That said, here’s my usual random collection of observations:

  • Andrew Yang didn’t do himself any favors. He looked like a guy who knew he had no chance and wasn’t even really trying to persuade anyone.
  • Julián Castro also didn’t do himself any favors. I agree with the conventional wisdom that his “are you forgetting what you said” crack to Joe Biden was so meanspirited and so transparent that it could end up being his death knell. For what it’s worth, it was also counterproductive. Biden will either demonstrate that he’s mentally sharp or he won’t. Castro’s crack probably did little except generate sympathy for Biden.
  • As a general comment, I wish the candidates could all work on speaking English as understood by ordinary people, not lefty activists. Phrases like othering and systemic and intellectual property and communities of color are great for academic seminars but baffling to virtually all ordinary people.
  • The foreign policy part of the debate was kind of a train wreck. It would be nice if (a) the questions were better and (b) the candidates actually sounded like they cared. For the most part, they didn’t.
  • Kamala Harris seemed oddly distant tonight. She spoke mostly in monotones, with no sense of passion and nothing especially interesting to distinguish herself from the others.
  • Amy Klobuchar did better than usual, but she’s got a tough job. She’s explicitly trying to sell herself as a moderate candidate, but it’s hard to see how she makes up any ground on Biden in that contest. Maybe she’s just hoping that Biden self-destructs at some point and she takes over as the champion of the middle.

(Document understanding data)

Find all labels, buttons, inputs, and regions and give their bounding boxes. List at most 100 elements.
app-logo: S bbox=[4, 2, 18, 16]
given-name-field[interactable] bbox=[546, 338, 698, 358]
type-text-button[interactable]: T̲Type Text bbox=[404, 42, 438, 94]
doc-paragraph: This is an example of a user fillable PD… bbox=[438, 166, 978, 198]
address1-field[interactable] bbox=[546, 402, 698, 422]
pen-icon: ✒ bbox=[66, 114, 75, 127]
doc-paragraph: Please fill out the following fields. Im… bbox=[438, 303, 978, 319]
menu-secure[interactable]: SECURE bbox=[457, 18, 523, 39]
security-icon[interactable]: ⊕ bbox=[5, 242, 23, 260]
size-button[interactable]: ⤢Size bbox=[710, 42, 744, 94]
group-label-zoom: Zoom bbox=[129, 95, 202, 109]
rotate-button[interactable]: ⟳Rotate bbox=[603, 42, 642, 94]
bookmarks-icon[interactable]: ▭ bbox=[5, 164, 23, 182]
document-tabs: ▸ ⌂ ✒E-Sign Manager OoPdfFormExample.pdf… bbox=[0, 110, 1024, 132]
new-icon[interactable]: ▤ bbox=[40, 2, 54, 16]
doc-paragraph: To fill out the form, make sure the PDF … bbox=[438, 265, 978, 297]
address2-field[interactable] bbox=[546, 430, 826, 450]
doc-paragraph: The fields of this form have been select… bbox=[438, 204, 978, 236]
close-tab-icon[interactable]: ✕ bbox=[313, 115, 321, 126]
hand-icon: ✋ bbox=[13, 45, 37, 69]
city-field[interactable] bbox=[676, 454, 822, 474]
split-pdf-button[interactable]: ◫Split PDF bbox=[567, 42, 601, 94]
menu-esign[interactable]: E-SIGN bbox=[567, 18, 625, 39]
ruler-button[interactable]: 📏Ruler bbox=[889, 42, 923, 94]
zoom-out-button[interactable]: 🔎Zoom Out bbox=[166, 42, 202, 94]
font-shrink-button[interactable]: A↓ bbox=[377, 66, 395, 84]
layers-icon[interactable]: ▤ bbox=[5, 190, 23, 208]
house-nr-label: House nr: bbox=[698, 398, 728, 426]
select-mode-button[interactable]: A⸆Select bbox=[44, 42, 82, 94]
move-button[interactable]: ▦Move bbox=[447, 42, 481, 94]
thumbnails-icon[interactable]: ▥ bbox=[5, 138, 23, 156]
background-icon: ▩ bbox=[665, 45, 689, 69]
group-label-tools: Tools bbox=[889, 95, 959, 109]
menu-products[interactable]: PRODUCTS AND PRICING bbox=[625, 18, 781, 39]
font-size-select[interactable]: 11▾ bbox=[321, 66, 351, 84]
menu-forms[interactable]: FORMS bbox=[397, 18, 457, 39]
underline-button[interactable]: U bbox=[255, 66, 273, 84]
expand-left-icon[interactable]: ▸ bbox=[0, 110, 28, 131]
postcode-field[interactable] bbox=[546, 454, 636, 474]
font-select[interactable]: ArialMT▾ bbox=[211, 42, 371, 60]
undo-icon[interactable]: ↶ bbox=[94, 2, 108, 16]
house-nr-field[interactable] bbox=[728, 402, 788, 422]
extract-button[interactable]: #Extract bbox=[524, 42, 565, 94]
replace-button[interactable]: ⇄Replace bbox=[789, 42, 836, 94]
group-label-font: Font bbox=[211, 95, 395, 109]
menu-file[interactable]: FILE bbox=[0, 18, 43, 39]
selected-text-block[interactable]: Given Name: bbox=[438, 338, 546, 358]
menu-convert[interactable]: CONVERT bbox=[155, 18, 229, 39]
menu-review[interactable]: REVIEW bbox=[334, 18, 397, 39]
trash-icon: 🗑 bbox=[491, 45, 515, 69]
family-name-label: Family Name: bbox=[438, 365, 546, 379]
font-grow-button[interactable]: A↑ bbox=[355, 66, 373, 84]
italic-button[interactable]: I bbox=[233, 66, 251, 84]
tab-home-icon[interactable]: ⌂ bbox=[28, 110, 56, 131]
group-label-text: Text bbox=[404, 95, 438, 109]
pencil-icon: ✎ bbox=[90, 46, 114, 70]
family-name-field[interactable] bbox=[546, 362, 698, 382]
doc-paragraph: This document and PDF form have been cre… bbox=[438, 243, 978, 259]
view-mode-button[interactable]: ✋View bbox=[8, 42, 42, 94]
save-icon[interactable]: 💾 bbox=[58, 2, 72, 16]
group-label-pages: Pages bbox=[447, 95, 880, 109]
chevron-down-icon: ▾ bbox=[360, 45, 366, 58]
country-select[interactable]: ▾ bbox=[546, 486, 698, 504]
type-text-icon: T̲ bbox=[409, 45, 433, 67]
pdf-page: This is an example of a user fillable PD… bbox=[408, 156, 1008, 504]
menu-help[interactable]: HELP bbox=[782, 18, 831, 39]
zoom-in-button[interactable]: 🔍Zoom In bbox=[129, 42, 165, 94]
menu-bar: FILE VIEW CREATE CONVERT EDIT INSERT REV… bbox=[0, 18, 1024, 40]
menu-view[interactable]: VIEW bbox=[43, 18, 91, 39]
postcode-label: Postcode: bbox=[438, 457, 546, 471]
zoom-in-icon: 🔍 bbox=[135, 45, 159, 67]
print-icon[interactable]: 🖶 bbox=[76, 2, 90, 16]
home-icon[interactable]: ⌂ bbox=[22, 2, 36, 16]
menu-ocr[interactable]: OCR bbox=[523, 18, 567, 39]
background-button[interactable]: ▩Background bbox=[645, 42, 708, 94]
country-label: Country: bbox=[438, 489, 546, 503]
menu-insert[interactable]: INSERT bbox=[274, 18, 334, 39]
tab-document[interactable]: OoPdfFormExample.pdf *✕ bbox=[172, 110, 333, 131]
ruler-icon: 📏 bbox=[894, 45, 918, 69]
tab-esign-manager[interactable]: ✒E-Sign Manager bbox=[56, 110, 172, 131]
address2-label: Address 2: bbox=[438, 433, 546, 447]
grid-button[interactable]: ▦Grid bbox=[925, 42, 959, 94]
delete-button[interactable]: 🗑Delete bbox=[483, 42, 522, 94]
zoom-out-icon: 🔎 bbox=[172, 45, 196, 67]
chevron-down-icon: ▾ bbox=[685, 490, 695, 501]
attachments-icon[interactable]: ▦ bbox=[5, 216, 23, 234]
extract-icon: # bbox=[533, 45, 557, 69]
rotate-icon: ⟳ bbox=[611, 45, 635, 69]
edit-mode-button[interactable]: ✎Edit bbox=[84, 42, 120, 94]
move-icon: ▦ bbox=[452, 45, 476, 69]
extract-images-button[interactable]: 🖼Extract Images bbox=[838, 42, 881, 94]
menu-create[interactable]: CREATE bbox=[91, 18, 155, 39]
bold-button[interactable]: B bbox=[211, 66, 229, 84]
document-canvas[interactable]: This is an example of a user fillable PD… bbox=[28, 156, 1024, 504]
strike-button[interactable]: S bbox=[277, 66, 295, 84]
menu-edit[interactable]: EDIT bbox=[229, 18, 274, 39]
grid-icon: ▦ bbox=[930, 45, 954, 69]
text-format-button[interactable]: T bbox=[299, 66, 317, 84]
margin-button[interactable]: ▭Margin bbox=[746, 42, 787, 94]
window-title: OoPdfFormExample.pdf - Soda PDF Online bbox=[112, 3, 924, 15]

• **Task**
From the debate commentary, reproduce verbatim the passage that opens with the words containing "That said, here’s" and closes with "to persuade anyone.".

• **Answer box**
That said, here’s my usual random collection of observations:

  • Andrew Yang didn’t do himself any favors. He looked like a guy who knew he had no chance and wasn’t even really trying to persuade anyone.